* PROBLEM *
List every line below containing "ylabel".
SOURCE RECORDS start
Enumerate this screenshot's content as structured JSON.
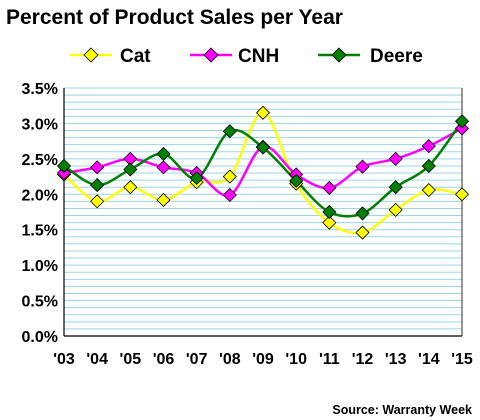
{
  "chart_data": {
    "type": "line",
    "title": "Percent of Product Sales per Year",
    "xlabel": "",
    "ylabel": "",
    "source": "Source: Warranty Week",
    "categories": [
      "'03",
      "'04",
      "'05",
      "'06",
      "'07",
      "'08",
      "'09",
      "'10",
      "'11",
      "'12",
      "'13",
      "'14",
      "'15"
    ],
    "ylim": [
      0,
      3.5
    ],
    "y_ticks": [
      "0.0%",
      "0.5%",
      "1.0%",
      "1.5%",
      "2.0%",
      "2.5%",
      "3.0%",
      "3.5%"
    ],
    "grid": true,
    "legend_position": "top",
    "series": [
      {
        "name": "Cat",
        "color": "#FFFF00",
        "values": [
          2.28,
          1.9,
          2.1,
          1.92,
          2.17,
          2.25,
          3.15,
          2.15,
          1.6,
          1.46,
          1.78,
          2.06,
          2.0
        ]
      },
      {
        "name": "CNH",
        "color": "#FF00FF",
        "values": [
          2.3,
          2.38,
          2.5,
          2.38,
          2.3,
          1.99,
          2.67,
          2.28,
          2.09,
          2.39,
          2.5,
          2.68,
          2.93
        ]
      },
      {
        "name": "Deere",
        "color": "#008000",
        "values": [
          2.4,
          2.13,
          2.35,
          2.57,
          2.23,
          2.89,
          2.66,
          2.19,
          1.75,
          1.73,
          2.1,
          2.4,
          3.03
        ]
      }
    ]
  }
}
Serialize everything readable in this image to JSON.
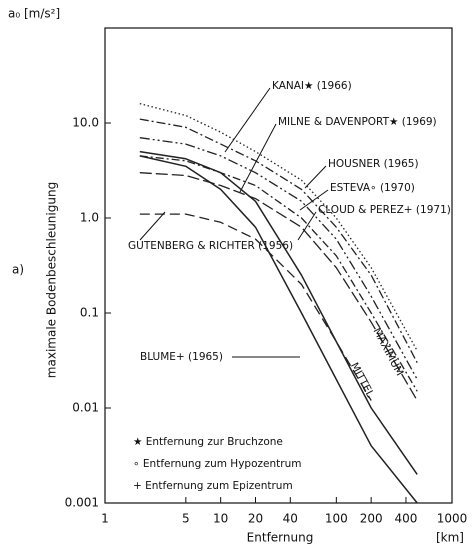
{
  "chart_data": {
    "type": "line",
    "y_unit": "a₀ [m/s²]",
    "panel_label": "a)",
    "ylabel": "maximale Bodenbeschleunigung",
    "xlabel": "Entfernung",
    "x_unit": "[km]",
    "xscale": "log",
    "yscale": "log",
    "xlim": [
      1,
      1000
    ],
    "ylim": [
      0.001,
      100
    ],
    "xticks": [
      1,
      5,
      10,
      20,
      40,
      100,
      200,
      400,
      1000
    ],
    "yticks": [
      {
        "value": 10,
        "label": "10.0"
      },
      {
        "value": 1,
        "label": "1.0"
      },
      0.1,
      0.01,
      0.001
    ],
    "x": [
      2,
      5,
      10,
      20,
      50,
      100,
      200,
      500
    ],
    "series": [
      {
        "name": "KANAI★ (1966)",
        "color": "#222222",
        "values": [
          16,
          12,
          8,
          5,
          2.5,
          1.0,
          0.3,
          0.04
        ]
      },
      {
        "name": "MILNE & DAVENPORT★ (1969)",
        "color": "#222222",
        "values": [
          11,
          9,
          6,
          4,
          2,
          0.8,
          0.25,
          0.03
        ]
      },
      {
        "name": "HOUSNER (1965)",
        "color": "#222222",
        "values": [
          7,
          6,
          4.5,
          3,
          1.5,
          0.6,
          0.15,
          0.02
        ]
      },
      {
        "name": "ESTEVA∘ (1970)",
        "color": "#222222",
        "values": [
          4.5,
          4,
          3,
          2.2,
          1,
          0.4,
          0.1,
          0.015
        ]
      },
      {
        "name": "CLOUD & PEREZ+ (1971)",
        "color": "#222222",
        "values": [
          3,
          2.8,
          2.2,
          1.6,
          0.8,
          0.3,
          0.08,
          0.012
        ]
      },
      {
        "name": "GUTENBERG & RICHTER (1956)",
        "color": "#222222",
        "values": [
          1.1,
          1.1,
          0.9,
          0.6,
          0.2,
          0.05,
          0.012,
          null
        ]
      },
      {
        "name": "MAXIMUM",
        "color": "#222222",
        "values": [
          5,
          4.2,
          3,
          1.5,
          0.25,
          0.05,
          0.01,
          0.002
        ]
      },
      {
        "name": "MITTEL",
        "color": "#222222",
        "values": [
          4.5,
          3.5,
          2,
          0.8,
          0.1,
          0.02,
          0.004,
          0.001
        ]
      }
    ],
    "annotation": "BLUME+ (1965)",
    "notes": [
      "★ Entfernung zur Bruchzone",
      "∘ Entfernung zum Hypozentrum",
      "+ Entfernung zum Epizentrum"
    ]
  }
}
SOURCE RECORDS end
SOURCE RECORDS start
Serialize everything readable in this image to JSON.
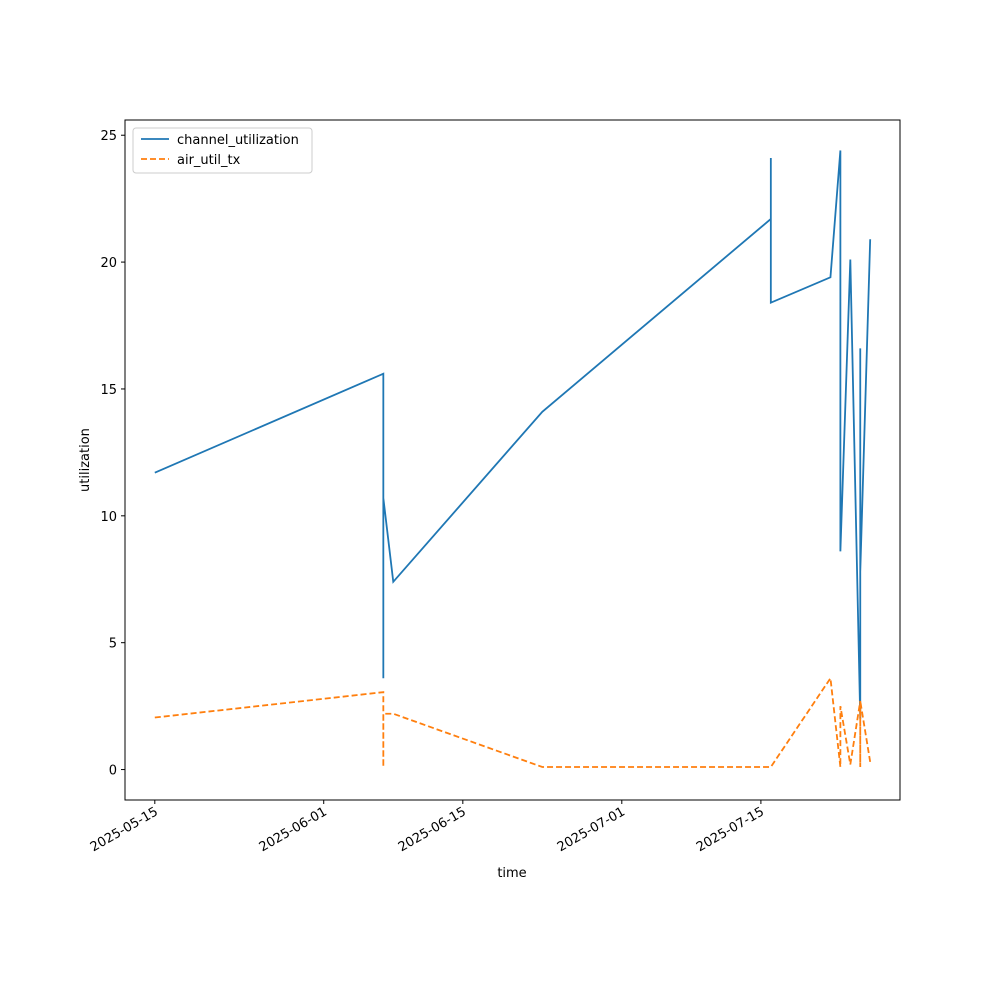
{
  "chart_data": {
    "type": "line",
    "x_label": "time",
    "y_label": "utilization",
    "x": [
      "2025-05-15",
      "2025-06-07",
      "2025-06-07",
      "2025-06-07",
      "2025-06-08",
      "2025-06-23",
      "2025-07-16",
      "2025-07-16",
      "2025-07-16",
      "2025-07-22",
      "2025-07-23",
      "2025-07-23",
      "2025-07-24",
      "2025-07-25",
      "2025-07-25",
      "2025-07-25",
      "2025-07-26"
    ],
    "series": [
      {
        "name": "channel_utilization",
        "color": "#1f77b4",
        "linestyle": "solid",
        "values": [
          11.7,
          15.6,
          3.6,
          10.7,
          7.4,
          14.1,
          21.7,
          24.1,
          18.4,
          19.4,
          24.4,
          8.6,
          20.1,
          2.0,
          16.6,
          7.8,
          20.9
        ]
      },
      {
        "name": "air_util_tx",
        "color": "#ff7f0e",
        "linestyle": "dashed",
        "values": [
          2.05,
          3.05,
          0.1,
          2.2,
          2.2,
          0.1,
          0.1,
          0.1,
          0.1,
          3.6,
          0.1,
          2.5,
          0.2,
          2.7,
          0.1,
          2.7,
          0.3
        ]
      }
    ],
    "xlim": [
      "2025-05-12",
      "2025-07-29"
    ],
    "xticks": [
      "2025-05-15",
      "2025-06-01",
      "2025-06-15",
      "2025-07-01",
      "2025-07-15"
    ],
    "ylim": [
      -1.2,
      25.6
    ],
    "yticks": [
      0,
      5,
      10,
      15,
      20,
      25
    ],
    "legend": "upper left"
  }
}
SOURCE RECORDS end
* EXPECTED ANSWER *
    "ylabel": "",
    "ylabel": "maximale Bodenbeschleunigung",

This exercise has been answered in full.